**Task objective**.
Check each line of the records for "event"; collect those that have it.

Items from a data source
══════
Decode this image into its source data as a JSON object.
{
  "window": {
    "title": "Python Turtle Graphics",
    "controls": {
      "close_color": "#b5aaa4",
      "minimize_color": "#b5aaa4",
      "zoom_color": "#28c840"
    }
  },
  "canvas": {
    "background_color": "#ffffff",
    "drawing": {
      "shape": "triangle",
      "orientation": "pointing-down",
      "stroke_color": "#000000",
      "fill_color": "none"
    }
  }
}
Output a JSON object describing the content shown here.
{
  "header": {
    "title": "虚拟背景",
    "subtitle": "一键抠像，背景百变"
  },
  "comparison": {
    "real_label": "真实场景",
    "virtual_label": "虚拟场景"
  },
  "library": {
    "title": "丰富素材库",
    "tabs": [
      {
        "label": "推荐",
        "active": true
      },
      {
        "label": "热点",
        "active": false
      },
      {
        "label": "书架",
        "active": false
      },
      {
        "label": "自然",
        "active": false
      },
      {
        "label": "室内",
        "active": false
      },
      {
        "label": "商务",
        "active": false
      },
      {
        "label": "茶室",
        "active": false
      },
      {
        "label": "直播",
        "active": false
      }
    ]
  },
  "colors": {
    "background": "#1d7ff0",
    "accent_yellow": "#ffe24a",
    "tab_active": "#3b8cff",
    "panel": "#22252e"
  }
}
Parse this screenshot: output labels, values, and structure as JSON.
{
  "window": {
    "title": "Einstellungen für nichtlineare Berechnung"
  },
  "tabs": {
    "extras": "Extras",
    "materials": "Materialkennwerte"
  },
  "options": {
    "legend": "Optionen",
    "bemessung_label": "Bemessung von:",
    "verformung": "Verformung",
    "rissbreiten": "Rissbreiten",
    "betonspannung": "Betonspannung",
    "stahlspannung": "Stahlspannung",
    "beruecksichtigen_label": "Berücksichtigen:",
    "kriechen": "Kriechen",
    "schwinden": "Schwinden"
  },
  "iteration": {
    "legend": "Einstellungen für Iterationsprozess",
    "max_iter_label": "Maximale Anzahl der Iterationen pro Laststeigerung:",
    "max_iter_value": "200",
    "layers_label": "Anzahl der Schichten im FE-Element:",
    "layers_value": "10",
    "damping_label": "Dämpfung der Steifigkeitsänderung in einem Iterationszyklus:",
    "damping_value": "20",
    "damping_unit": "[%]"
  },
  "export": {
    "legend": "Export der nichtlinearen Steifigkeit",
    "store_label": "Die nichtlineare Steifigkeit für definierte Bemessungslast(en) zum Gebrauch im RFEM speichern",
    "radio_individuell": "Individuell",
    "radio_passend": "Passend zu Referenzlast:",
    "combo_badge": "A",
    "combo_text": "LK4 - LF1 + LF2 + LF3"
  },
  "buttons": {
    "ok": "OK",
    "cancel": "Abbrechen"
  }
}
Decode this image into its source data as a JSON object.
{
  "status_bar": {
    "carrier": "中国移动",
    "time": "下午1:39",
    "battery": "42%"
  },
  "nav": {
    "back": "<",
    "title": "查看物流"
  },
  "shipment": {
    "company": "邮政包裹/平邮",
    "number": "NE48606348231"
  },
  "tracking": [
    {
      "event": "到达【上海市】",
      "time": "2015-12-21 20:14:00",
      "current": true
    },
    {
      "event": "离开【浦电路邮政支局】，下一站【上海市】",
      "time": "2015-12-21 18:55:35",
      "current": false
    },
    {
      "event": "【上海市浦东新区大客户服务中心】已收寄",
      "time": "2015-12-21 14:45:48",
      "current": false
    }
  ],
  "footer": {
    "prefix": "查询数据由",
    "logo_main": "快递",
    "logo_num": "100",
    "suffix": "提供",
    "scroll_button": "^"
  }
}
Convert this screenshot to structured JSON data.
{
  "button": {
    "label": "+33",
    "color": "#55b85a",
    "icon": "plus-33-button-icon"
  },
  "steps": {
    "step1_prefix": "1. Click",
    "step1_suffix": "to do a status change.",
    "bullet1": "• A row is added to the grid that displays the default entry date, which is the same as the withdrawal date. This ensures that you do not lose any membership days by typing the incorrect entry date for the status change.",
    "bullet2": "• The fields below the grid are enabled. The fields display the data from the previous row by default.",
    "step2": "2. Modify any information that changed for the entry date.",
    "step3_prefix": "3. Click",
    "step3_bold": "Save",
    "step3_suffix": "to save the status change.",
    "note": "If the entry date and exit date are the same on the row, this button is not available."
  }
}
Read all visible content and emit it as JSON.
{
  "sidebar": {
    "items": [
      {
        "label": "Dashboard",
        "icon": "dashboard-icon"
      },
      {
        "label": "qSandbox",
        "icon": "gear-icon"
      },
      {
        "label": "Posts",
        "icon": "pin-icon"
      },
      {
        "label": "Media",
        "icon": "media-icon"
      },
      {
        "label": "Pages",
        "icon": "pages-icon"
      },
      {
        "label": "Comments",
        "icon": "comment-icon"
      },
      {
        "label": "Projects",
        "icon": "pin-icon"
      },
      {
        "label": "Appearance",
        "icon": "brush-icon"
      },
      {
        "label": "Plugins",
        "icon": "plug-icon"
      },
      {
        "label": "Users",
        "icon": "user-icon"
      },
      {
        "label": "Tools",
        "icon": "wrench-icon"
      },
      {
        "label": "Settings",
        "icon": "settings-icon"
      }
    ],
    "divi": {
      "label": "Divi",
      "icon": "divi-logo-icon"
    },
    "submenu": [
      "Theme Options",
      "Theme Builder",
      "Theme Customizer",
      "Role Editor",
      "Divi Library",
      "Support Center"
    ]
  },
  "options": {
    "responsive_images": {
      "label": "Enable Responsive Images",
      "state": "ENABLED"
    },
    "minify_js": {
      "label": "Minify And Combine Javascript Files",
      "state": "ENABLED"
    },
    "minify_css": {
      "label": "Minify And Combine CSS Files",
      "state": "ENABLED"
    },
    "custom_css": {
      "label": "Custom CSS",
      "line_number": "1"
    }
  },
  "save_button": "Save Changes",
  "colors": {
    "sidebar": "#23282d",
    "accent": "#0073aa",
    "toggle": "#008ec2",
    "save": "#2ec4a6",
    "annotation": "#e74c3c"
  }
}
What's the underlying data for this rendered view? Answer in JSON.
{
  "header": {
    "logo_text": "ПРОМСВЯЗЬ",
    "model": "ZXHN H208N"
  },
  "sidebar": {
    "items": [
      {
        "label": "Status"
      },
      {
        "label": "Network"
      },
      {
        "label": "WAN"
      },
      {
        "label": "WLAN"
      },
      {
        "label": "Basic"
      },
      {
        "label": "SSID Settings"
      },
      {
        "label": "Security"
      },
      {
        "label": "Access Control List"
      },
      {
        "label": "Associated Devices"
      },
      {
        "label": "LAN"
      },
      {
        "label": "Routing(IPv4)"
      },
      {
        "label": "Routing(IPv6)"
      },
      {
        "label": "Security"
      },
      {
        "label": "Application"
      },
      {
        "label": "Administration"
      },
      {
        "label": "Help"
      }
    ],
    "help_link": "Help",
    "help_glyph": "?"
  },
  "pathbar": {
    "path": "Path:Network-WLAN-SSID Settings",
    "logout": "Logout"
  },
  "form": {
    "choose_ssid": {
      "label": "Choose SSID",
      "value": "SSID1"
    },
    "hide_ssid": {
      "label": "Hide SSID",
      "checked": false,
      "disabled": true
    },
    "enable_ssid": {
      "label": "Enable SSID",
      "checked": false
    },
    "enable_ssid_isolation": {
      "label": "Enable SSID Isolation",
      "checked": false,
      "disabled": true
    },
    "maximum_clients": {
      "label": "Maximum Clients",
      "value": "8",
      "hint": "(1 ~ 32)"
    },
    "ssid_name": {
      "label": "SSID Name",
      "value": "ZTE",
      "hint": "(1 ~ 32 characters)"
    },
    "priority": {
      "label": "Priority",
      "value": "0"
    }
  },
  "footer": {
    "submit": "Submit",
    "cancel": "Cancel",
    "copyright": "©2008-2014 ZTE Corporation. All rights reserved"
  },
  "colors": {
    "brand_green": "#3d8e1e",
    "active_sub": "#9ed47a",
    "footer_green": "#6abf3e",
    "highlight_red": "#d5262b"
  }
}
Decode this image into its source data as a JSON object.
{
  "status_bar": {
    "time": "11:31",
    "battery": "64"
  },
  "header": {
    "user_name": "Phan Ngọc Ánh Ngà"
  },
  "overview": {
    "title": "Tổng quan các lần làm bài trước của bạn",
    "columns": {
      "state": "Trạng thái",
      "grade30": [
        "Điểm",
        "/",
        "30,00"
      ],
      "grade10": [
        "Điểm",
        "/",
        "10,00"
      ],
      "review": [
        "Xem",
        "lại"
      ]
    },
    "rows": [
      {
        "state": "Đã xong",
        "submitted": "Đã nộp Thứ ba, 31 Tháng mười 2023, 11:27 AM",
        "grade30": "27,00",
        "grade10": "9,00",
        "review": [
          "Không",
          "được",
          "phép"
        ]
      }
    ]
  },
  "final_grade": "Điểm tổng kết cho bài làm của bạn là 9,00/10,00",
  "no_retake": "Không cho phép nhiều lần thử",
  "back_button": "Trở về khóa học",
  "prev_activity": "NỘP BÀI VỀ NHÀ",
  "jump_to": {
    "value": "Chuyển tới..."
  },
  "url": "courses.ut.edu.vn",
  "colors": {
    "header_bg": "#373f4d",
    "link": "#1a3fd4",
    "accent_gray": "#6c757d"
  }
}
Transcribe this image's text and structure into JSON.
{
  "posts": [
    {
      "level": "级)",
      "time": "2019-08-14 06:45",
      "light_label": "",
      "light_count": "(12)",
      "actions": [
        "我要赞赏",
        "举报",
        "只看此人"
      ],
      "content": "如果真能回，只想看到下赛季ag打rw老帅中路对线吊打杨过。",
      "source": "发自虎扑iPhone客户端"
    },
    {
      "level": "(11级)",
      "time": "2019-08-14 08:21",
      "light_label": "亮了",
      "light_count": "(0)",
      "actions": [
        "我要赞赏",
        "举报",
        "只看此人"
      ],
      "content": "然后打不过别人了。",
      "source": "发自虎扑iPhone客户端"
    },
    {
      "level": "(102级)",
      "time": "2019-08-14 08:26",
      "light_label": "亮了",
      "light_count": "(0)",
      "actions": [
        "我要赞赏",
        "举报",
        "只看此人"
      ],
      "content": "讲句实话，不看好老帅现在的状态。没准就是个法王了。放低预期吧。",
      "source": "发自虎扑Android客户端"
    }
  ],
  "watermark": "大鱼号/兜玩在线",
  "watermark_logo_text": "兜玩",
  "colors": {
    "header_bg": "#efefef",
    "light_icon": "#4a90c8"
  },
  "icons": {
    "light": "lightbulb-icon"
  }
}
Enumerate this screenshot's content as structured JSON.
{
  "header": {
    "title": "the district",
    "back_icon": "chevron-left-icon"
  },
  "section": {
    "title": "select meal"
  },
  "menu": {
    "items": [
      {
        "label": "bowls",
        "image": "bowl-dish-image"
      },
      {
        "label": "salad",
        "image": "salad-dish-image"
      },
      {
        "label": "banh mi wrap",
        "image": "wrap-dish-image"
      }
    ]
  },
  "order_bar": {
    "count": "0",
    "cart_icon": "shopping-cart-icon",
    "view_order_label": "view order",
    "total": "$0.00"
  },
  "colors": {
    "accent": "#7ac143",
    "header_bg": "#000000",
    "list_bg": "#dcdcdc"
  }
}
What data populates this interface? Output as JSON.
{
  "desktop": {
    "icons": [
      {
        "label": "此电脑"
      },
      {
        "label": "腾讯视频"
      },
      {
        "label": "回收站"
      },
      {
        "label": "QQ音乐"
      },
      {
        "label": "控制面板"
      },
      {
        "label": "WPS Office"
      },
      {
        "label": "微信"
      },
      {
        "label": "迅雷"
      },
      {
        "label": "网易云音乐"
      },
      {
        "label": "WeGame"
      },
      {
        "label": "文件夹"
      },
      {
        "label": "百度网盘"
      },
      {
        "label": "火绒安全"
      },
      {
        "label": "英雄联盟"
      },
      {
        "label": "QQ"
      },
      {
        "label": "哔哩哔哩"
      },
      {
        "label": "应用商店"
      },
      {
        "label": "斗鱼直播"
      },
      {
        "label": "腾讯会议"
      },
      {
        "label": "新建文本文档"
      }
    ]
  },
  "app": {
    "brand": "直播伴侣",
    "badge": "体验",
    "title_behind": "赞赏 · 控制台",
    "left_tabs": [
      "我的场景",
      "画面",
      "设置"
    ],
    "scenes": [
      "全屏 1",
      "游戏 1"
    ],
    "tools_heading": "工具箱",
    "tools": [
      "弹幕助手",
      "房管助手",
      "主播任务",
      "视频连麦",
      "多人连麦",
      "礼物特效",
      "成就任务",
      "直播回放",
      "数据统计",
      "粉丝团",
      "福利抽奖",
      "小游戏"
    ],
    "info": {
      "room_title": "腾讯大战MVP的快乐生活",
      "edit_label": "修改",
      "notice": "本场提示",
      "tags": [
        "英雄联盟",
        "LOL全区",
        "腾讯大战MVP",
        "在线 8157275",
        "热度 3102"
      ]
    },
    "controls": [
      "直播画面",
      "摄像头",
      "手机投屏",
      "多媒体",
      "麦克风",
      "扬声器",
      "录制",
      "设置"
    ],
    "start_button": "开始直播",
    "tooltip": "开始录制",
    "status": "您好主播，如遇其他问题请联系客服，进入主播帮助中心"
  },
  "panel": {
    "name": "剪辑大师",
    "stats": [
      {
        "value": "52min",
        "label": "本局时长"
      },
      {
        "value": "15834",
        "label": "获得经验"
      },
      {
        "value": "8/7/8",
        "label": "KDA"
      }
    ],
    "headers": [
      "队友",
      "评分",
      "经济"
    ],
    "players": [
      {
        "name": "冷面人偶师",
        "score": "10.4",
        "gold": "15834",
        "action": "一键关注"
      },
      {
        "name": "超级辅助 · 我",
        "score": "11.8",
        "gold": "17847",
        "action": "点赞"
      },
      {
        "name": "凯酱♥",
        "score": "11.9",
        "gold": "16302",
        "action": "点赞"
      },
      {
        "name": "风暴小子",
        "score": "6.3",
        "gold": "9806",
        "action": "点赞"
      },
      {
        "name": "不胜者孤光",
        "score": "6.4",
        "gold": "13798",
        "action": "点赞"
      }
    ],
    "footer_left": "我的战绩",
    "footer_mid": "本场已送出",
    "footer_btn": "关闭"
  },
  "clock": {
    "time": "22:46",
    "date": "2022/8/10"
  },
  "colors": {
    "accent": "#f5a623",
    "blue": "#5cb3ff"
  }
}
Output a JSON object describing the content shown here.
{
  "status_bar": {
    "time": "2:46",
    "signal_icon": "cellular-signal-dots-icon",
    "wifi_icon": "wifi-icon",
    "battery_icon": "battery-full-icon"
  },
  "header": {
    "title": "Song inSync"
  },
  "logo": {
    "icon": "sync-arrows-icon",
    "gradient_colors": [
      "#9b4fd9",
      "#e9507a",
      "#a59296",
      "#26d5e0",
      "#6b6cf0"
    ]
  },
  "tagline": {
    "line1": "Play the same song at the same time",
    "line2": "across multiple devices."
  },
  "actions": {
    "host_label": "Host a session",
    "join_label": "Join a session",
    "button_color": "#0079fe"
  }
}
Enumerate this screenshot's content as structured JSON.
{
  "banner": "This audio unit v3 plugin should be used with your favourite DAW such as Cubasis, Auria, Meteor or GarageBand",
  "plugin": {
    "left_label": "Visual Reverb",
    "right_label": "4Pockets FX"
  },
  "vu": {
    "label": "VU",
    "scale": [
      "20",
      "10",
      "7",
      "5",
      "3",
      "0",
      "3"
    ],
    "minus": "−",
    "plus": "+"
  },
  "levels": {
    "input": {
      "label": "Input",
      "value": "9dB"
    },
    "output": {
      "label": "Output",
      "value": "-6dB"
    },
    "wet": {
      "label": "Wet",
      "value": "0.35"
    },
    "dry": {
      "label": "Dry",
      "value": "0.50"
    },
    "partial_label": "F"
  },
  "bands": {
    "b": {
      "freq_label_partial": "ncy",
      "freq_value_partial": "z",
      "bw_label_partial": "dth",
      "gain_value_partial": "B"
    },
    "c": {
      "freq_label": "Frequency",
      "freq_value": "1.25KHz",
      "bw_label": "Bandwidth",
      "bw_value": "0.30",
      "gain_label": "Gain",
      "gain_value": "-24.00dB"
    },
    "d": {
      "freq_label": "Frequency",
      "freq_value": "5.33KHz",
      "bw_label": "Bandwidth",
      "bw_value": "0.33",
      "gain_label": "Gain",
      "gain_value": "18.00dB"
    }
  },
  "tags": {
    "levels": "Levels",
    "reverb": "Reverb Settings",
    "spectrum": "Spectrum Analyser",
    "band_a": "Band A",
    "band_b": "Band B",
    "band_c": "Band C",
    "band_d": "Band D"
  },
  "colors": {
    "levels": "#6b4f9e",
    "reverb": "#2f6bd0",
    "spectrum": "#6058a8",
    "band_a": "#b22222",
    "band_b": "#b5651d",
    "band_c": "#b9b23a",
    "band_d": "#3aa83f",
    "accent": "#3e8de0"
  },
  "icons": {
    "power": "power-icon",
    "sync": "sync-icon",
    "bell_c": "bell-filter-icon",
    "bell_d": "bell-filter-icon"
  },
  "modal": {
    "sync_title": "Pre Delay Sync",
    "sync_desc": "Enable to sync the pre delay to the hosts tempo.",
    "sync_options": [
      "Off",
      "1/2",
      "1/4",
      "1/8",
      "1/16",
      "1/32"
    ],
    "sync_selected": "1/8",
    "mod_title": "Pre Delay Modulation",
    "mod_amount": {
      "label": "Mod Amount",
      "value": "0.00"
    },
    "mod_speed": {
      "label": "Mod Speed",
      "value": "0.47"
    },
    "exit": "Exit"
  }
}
══════
**Answer to the problem**.
      "event": "到达【上海市】",
      "event": "离开【浦电路邮政支局】，下一站【上海市】",
      "event": "【上海市浦东新区大客户服务中心】已收寄",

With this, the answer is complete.